──────── ENTRIES SHOWN ────────
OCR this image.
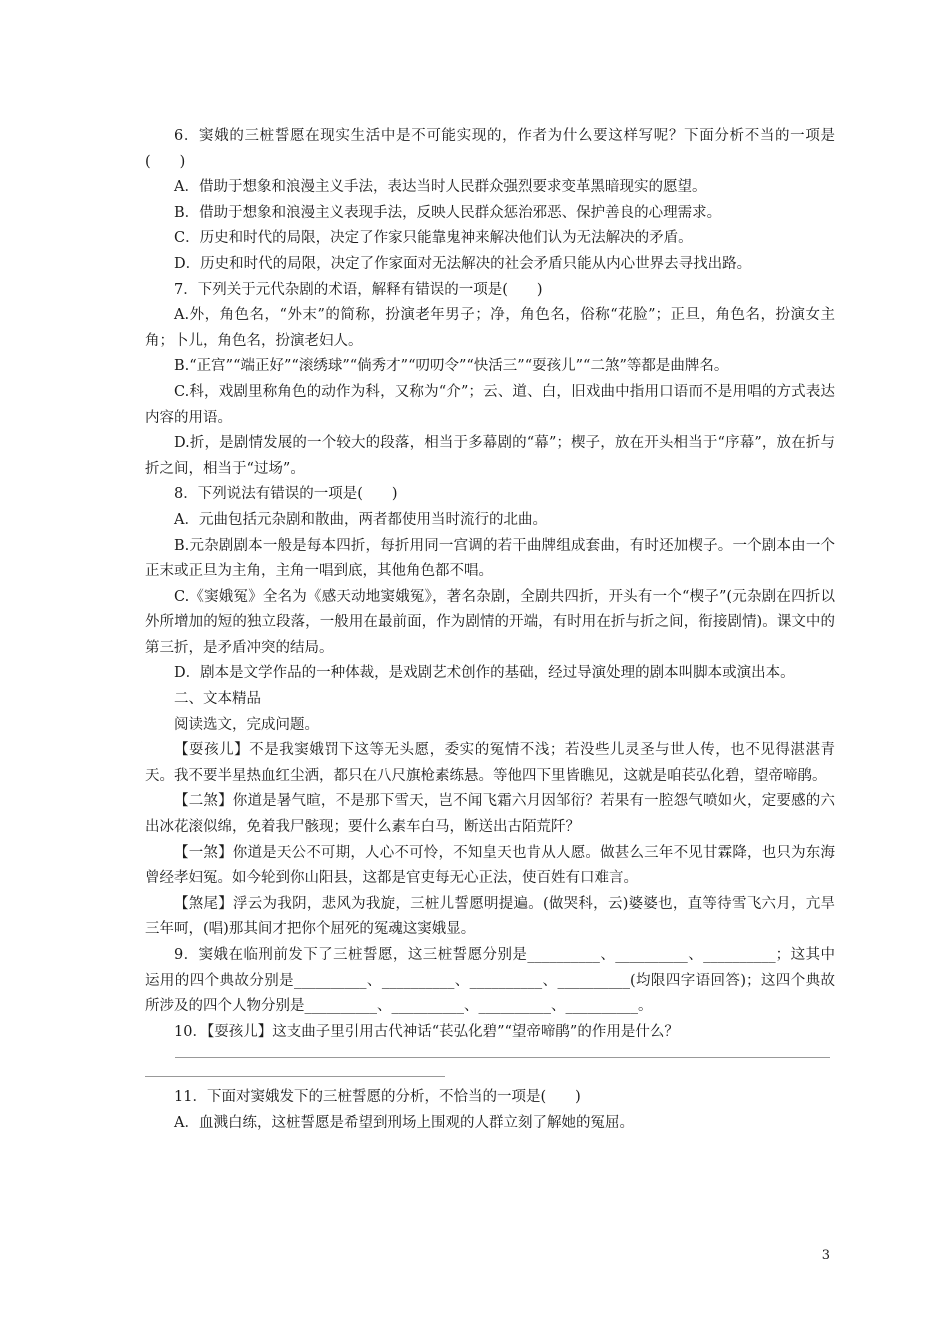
6．窦娥的三桩誓愿在现实生活中是不可能实现的，作者为什么要这样写呢？下面分析不当的一项是(　　)

A．借助于想象和浪漫主义手法，表达当时人民群众强烈要求变革黑暗现实的愿望。

B．借助于想象和浪漫主义表现手法，反映人民群众惩治邪恶、保护善良的心理需求。

C．历史和时代的局限，决定了作家只能靠鬼神来解决他们认为无法解决的矛盾。

D．历史和时代的局限，决定了作家面对无法解决的社会矛盾只能从内心世界去寻找出路。

7．下列关于元代杂剧的术语，解释有错误的一项是(　　)

A.外，角色名，“外末”的简称，扮演老年男子；净，角色名，俗称“花脸”；正旦，角色名，扮演女主角；卜儿，角色名，扮演老妇人。

B.“正宫”“端正好”“滚绣球”“倘秀才”“叨叨令”“快活三”“耍孩儿”“二煞”等都是曲牌名。

C.科，戏剧里称角色的动作为科，又称为“介”；云、道、白，旧戏曲中指用口语而不是用唱的方式表达内容的用语。

D.折，是剧情发展的一个较大的段落，相当于多幕剧的“幕”；楔子，放在开头相当于“序幕”，放在折与折之间，相当于“过场”。

8．下列说法有错误的一项是(　　)

A．元曲包括元杂剧和散曲，两者都使用当时流行的北曲。

B.元杂剧剧本一般是每本四折，每折用同一宫调的若干曲牌组成套曲，有时还加楔子。一个剧本由一个正末或正旦为主角，主角一唱到底，其他角色都不唱。

C.《窦娥冤》全名为《感天动地窦娥冤》，著名杂剧，全剧共四折，开头有一个“楔子”(元杂剧在四折以外所增加的短的独立段落，一般用在最前面，作为剧情的开端，有时用在折与折之间，衔接剧情)。课文中的第三折，是矛盾冲突的结局。

D．剧本是文学作品的一种体裁，是戏剧艺术创作的基础，经过导演处理的剧本叫脚本或演出本。

二、文本精品

阅读选文，完成问题。

【耍孩儿】不是我窦娥罚下这等无头愿，委实的冤情不浅；若没些儿灵圣与世人传，也不见得湛湛青天。我不要半星热血红尘洒，都只在八尺旗枪素练悬。等他四下里皆瞧见，这就是咱苌弘化碧，望帝啼鹃。

【二煞】你道是暑气暄，不是那下雪天，岂不闻飞霜六月因邹衍？若果有一腔怨气喷如火，定要感的六出冰花滚似绵，免着我尸骸现；要什么素车白马，断送出古陌荒阡？

【一煞】你道是天公不可期，人心不可怜，不知皇天也肯从人愿。做甚么三年不见甘霖降，也只为东海曾经孝妇冤。如今轮到你山阳县，这都是官吏每无心正法，使百姓有口难言。

【煞尾】浮云为我阴，悲风为我旋，三桩儿誓愿明提遍。(做哭科，云)婆婆也，直等待雪飞六月，亢旱三年呵，(唱)那其间才把你个屈死的冤魂这窦娥显。

9．窦娥在临刑前发下了三桩誓愿，这三桩誓愿分别是__________、__________、__________；这其中运用的四个典故分别是__________、__________、__________、__________(均限四字语回答)；这四个典故所涉及的四个人物分别是__________、__________、__________、__________。

10．【耍孩儿】这支曲子里引用古代神话“苌弘化碧”“望帝啼鹃”的作用是什么？

11．下面对窦娥发下的三桩誓愿的分析，不恰当的一项是(　　)

A．血溅白练，这桩誓愿是希望到刑场上围观的人群立刻了解她的冤屈。

3
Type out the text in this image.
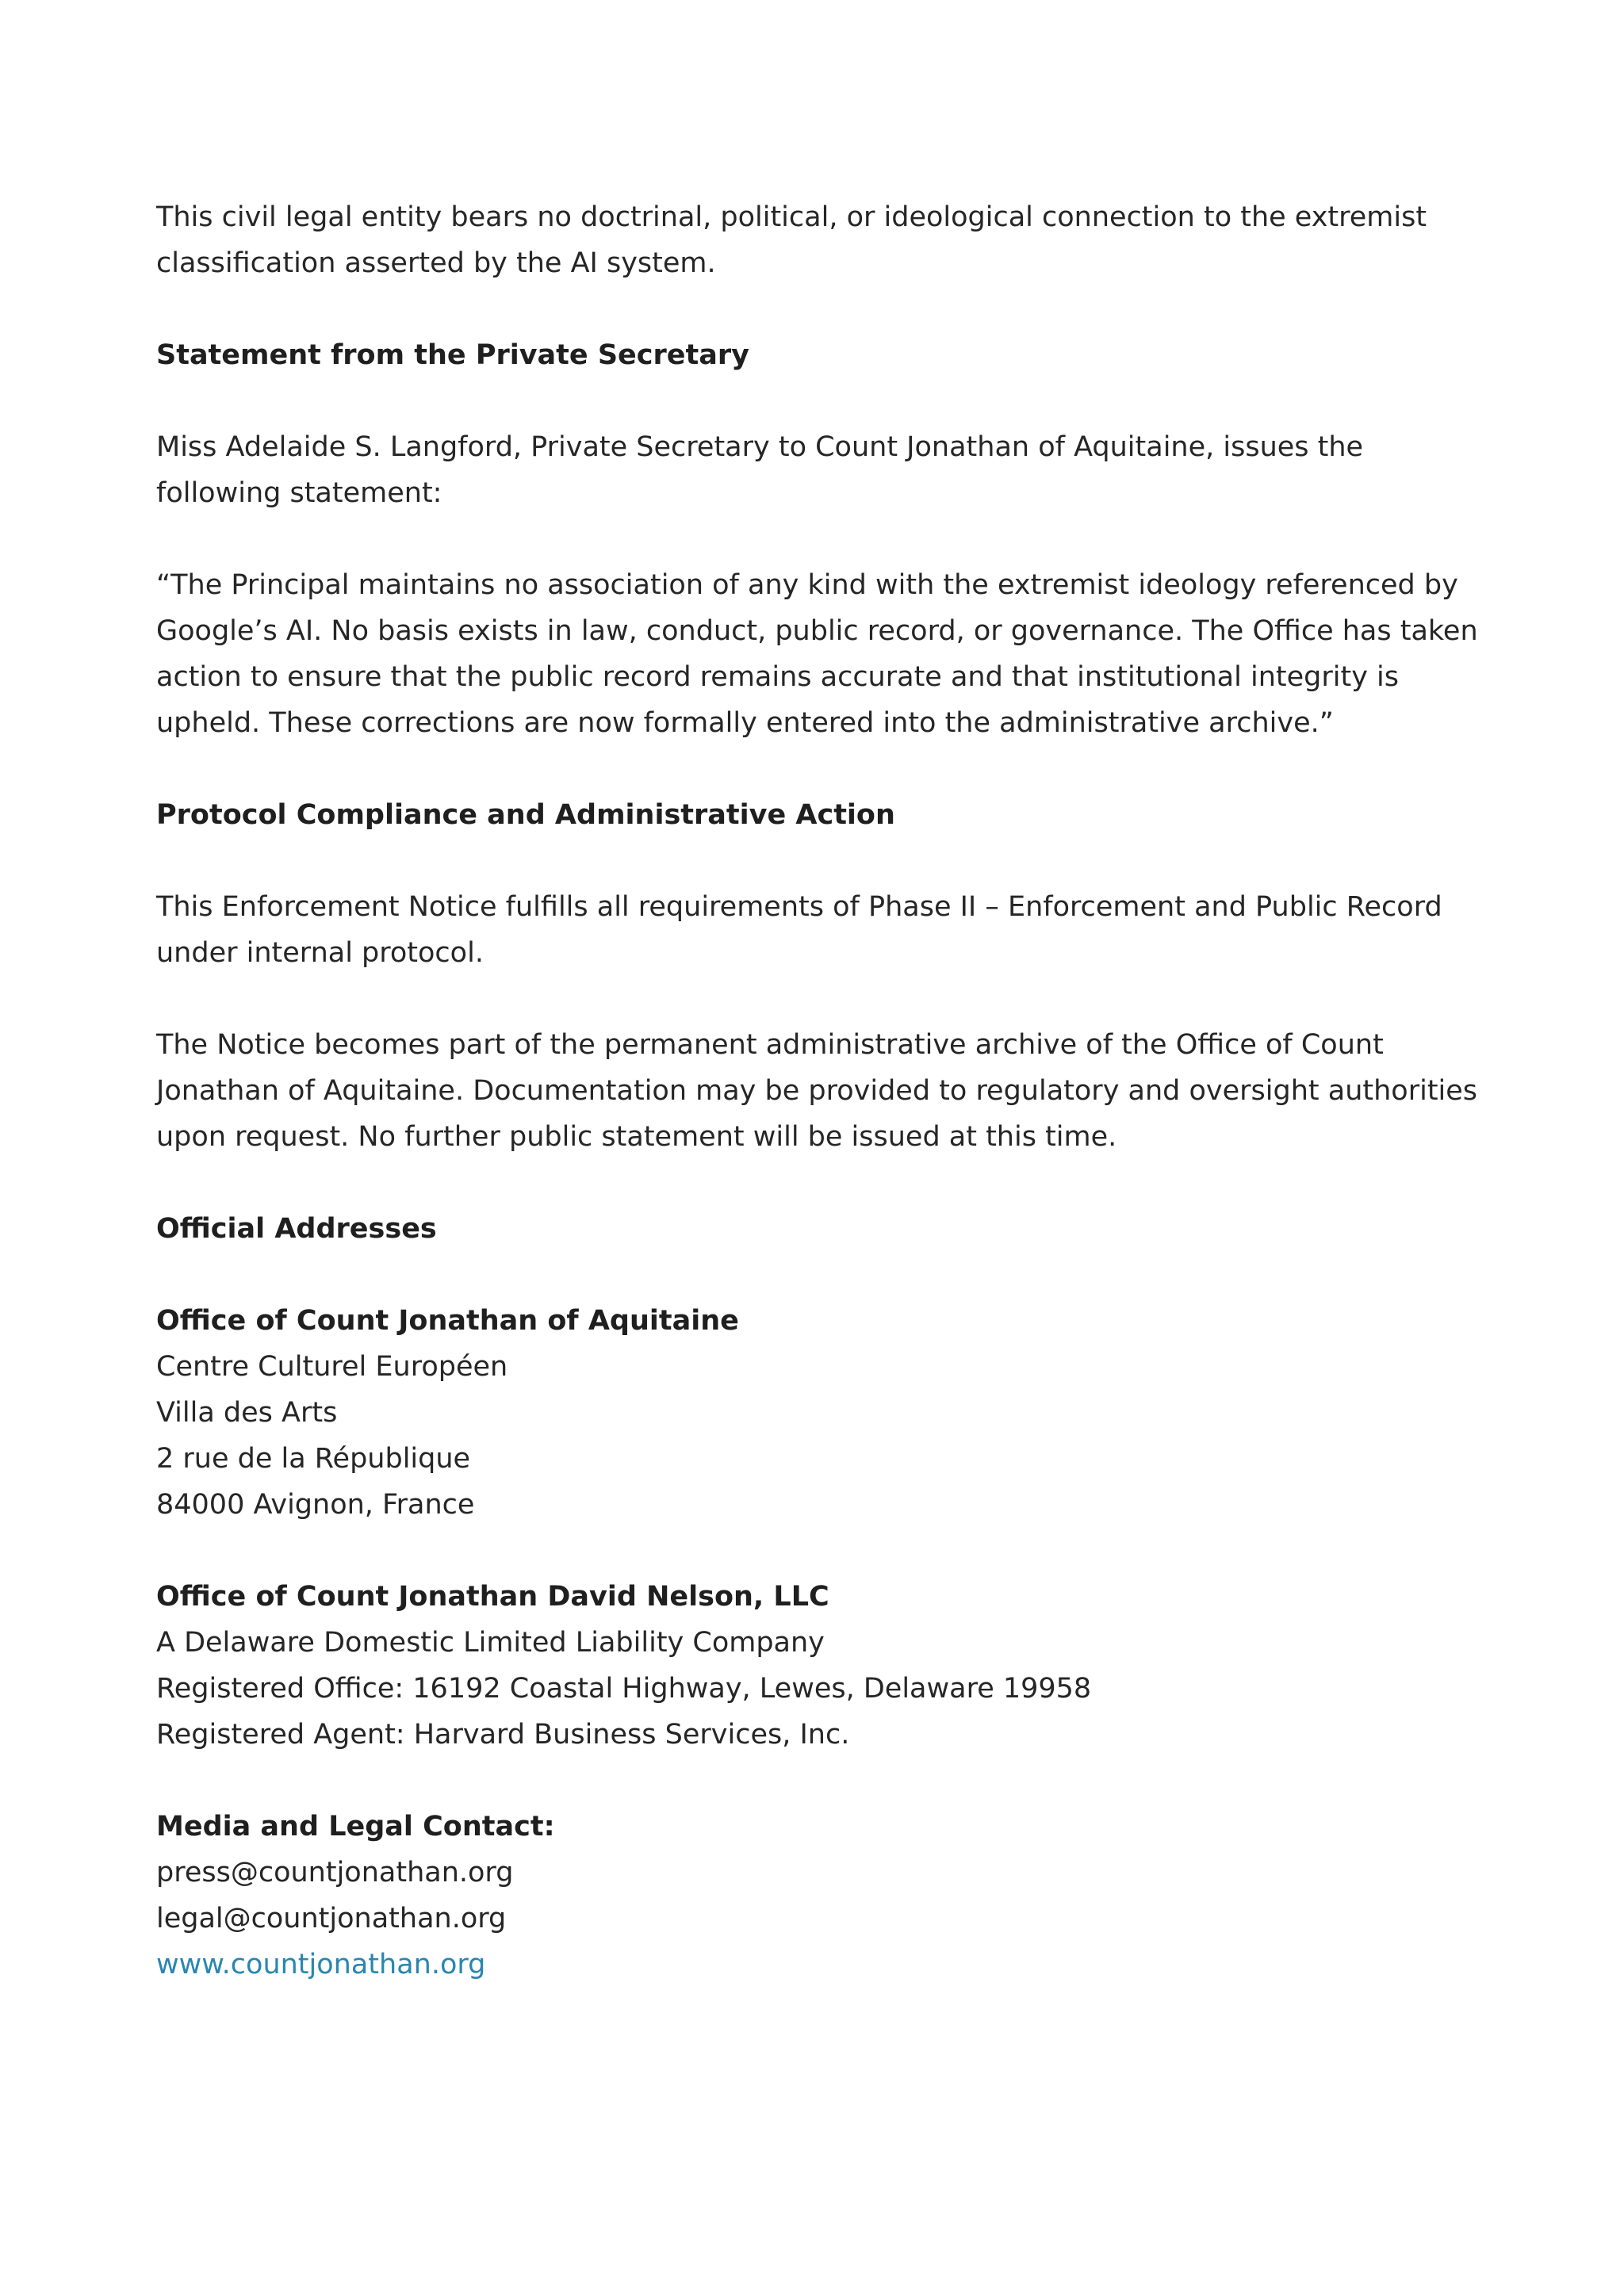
This civil legal entity bears no doctrinal, political, or ideological connection to the extremist classification asserted by the AI system.

Statement from the Private Secretary

Miss Adelaide S. Langford, Private Secretary to Count Jonathan of Aquitaine, issues the following statement:

“The Principal maintains no association of any kind with the extremist ideology referenced by Google’s AI. No basis exists in law, conduct, public record, or governance. The Office has taken action to ensure that the public record remains accurate and that institutional integrity is upheld. These corrections are now formally entered into the administrative archive.”

Protocol Compliance and Administrative Action

This Enforcement Notice fulfills all requirements of Phase II – Enforcement and Public Record under internal protocol.

The Notice becomes part of the permanent administrative archive of the Office of Count Jonathan of Aquitaine. Documentation may be provided to regulatory and oversight authorities upon request. No further public statement will be issued at this time.

Official Addresses

Office of Count Jonathan of Aquitaine
Centre Culturel Européen
Villa des Arts
2 rue de la République
84000 Avignon, France
Office of Count Jonathan David Nelson, LLC
A Delaware Domestic Limited Liability Company
Registered Office: 16192 Coastal Highway, Lewes, Delaware 19958
Registered Agent: Harvard Business Services, Inc.
Media and Legal Contact:
press@countjonathan.org
legal@countjonathan.org
www.countjonathan.org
────────
DESCRIPTION OF THE TASK:
Transcribe the records word for word and include no pictures.

EXERCISE OUTPUT:
OCR this image.
6．窦娥的三桩誓愿在现实生活中是不可能实现的，作者为什么要这样写呢？下面分析不当的一项是(　　)

A．借助于想象和浪漫主义手法，表达当时人民群众强烈要求变革黑暗现实的愿望。

B．借助于想象和浪漫主义表现手法，反映人民群众惩治邪恶、保护善良的心理需求。

C．历史和时代的局限，决定了作家只能靠鬼神来解决他们认为无法解决的矛盾。

D．历史和时代的局限，决定了作家面对无法解决的社会矛盾只能从内心世界去寻找出路。

7．下列关于元代杂剧的术语，解释有错误的一项是(　　)

A.外，角色名，“外末”的简称，扮演老年男子；净，角色名，俗称“花脸”；正旦，角色名，扮演女主角；卜儿，角色名，扮演老妇人。

B.“正宫”“端正好”“滚绣球”“倘秀才”“叨叨令”“快活三”“耍孩儿”“二煞”等都是曲牌名。

C.科，戏剧里称角色的动作为科，又称为“介”；云、道、白，旧戏曲中指用口语而不是用唱的方式表达内容的用语。

D.折，是剧情发展的一个较大的段落，相当于多幕剧的“幕”；楔子，放在开头相当于“序幕”，放在折与折之间，相当于“过场”。

8．下列说法有错误的一项是(　　)

A．元曲包括元杂剧和散曲，两者都使用当时流行的北曲。

B.元杂剧剧本一般是每本四折，每折用同一宫调的若干曲牌组成套曲，有时还加楔子。一个剧本由一个正末或正旦为主角，主角一唱到底，其他角色都不唱。

C.《窦娥冤》全名为《感天动地窦娥冤》，著名杂剧，全剧共四折，开头有一个“楔子”(元杂剧在四折以外所增加的短的独立段落，一般用在最前面，作为剧情的开端，有时用在折与折之间，衔接剧情)。课文中的第三折，是矛盾冲突的结局。

D．剧本是文学作品的一种体裁，是戏剧艺术创作的基础，经过导演处理的剧本叫脚本或演出本。

二、文本精品

阅读选文，完成问题。

【耍孩儿】不是我窦娥罚下这等无头愿，委实的冤情不浅；若没些儿灵圣与世人传，也不见得湛湛青天。我不要半星热血红尘洒，都只在八尺旗枪素练悬。等他四下里皆瞧见，这就是咱苌弘化碧，望帝啼鹃。

【二煞】你道是暑气暄，不是那下雪天，岂不闻飞霜六月因邹衍？若果有一腔怨气喷如火，定要感的六出冰花滚似绵，免着我尸骸现；要什么素车白马，断送出古陌荒阡？

【一煞】你道是天公不可期，人心不可怜，不知皇天也肯从人愿。做甚么三年不见甘霖降，也只为东海曾经孝妇冤。如今轮到你山阳县，这都是官吏每无心正法，使百姓有口难言。

【煞尾】浮云为我阴，悲风为我旋，三桩儿誓愿明提遍。(做哭科，云)婆婆也，直等待雪飞六月，亢旱三年呵，(唱)那其间才把你个屈死的冤魂这窦娥显。

9．窦娥在临刑前发下了三桩誓愿，这三桩誓愿分别是__________、__________、__________；这其中运用的四个典故分别是__________、__________、__________、__________(均限四字语回答)；这四个典故所涉及的四个人物分别是__________、__________、__________、__________。

10．【耍孩儿】这支曲子里引用古代神话“苌弘化碧”“望帝啼鹃”的作用是什么？

11．下面对窦娥发下的三桩誓愿的分析，不恰当的一项是(　　)

A．血溅白练，这桩誓愿是希望到刑场上围观的人群立刻了解她的冤屈。

3
Type out the text in this image.
This civil legal entity bears no doctrinal, political, or ideological connection to the extremist classification asserted by the AI system.

Statement from the Private Secretary

Miss Adelaide S. Langford, Private Secretary to Count Jonathan of Aquitaine, issues the following statement:

“The Principal maintains no association of any kind with the extremist ideology referenced by Google’s AI. No basis exists in law, conduct, public record, or governance. The Office has taken action to ensure that the public record remains accurate and that institutional integrity is upheld. These corrections are now formally entered into the administrative archive.”

Protocol Compliance and Administrative Action

This Enforcement Notice fulfills all requirements of Phase II – Enforcement and Public Record under internal protocol.

The Notice becomes part of the permanent administrative archive of the Office of Count Jonathan of Aquitaine. Documentation may be provided to regulatory and oversight authorities upon request. No further public statement will be issued at this time.

Official Addresses

Office of Count Jonathan of Aquitaine
Centre Culturel Européen
Villa des Arts
2 rue de la République
84000 Avignon, France
Office of Count Jonathan David Nelson, LLC
A Delaware Domestic Limited Liability Company
Registered Office: 16192 Coastal Highway, Lewes, Delaware 19958
Registered Agent: Harvard Business Services, Inc.
Media and Legal Contact:
press@countjonathan.org
legal@countjonathan.org
www.countjonathan.org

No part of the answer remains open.